# EXERCISE BRIEF:
Please transcribe all of the entries below line for line, without changing a single character.
— Start DATA FOR THIS EXERCISE —
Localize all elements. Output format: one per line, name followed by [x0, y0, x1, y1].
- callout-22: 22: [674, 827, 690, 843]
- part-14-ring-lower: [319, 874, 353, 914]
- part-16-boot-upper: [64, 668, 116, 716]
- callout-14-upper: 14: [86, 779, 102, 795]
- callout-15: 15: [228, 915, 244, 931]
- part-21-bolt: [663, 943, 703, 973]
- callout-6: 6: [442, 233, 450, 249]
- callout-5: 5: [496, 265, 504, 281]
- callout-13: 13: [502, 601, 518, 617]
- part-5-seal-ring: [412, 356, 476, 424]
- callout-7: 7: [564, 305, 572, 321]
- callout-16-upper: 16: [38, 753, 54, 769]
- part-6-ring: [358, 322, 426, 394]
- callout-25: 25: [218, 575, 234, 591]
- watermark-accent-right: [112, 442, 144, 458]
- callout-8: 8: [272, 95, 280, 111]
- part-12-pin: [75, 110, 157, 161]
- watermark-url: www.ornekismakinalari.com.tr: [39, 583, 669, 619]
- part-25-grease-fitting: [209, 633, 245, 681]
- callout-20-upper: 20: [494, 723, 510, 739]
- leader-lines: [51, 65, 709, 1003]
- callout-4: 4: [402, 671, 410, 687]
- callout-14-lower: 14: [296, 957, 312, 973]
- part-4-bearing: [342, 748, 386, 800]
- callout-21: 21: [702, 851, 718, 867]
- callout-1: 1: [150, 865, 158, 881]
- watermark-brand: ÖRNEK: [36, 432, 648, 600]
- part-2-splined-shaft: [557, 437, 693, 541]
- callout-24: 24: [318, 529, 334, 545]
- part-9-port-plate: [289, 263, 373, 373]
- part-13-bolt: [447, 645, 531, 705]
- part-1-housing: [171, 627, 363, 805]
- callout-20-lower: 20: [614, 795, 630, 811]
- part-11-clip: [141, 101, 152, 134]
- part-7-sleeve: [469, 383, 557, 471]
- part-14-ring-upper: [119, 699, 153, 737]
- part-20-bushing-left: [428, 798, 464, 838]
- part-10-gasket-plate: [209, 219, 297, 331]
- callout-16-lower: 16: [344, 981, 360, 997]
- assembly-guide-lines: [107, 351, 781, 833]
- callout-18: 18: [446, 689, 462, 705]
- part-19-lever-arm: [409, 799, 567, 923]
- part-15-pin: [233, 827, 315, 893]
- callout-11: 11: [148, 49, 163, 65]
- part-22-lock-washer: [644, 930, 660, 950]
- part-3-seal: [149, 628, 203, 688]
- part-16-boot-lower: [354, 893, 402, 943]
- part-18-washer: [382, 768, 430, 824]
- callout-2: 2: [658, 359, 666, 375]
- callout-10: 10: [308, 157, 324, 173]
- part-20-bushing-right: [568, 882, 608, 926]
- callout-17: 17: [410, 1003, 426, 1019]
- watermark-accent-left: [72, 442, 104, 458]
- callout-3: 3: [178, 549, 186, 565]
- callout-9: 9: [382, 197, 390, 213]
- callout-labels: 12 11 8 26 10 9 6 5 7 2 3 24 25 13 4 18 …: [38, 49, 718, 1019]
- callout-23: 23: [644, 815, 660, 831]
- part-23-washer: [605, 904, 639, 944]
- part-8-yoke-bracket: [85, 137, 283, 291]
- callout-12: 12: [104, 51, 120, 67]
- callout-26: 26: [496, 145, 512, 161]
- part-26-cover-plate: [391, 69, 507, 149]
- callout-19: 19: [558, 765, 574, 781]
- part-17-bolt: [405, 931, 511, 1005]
— End DATA FOR THIS EXERCISE —
# FINAL RESULT:
Localize all elements. Output format: one per line, name followed by [x0, y0, x1, y1].
- callout-22: 22: [674, 827, 690, 843]
- part-14-ring-lower: [319, 874, 353, 914]
- part-16-boot-upper: [64, 668, 116, 716]
- callout-14-upper: 14: [86, 779, 102, 795]
- callout-15: 15: [228, 915, 244, 931]
- part-21-bolt: [663, 943, 703, 973]
- callout-6: 6: [442, 233, 450, 249]
- callout-5: 5: [496, 265, 504, 281]
- callout-13: 13: [502, 601, 518, 617]
- part-5-seal-ring: [412, 356, 476, 424]
- callout-7: 7: [564, 305, 572, 321]
- callout-16-upper: 16: [38, 753, 54, 769]
- part-6-ring: [358, 322, 426, 394]
- callout-25: 25: [218, 575, 234, 591]
- watermark-accent-right: [112, 442, 144, 458]
- callout-8: 8: [272, 95, 280, 111]
- part-12-pin: [75, 110, 157, 161]
- watermark-url: www.ornekismakinalari.com.tr: [39, 583, 669, 619]
- part-25-grease-fitting: [209, 633, 245, 681]
- callout-20-upper: 20: [494, 723, 510, 739]
- leader-lines: [51, 65, 709, 1003]
- callout-4: 4: [402, 671, 410, 687]
- callout-14-lower: 14: [296, 957, 312, 973]
- part-4-bearing: [342, 748, 386, 800]
- callout-21: 21: [702, 851, 718, 867]
- callout-1: 1: [150, 865, 158, 881]
- watermark-brand: ÖRNEK: [36, 432, 648, 600]
- part-2-splined-shaft: [557, 437, 693, 541]
- callout-24: 24: [318, 529, 334, 545]
- part-9-port-plate: [289, 263, 373, 373]
- part-13-bolt: [447, 645, 531, 705]
- part-1-housing: [171, 627, 363, 805]
- callout-20-lower: 20: [614, 795, 630, 811]
- part-11-clip: [141, 101, 152, 134]
- part-7-sleeve: [469, 383, 557, 471]
- part-14-ring-upper: [119, 699, 153, 737]
- part-20-bushing-left: [428, 798, 464, 838]
- part-10-gasket-plate: [209, 219, 297, 331]
- callout-16-lower: 16: [344, 981, 360, 997]
- assembly-guide-lines: [107, 351, 781, 833]
- callout-18: 18: [446, 689, 462, 705]
- part-19-lever-arm: [409, 799, 567, 923]
- part-15-pin: [233, 827, 315, 893]
- callout-11: 11: [148, 49, 163, 65]
- part-22-lock-washer: [644, 930, 660, 950]
- part-3-seal: [149, 628, 203, 688]
- part-16-boot-lower: [354, 893, 402, 943]
- part-18-washer: [382, 768, 430, 824]
- callout-2: 2: [658, 359, 666, 375]
- callout-10: 10: [308, 157, 324, 173]
- part-20-bushing-right: [568, 882, 608, 926]
- callout-17: 17: [410, 1003, 426, 1019]
- watermark-accent-left: [72, 442, 104, 458]
- callout-3: 3: [178, 549, 186, 565]
- callout-9: 9: [382, 197, 390, 213]
- callout-labels: 12 11 8 26 10 9 6 5 7 2 3 24 25 13 4 18 …: [38, 49, 718, 1019]
- callout-23: 23: [644, 815, 660, 831]
- part-23-washer: [605, 904, 639, 944]
- part-8-yoke-bracket: [85, 137, 283, 291]
- callout-12: 12: [104, 51, 120, 67]
- callout-26: 26: [496, 145, 512, 161]
- part-26-cover-plate: [391, 69, 507, 149]
- callout-19: 19: [558, 765, 574, 781]
- part-17-bolt: [405, 931, 511, 1005]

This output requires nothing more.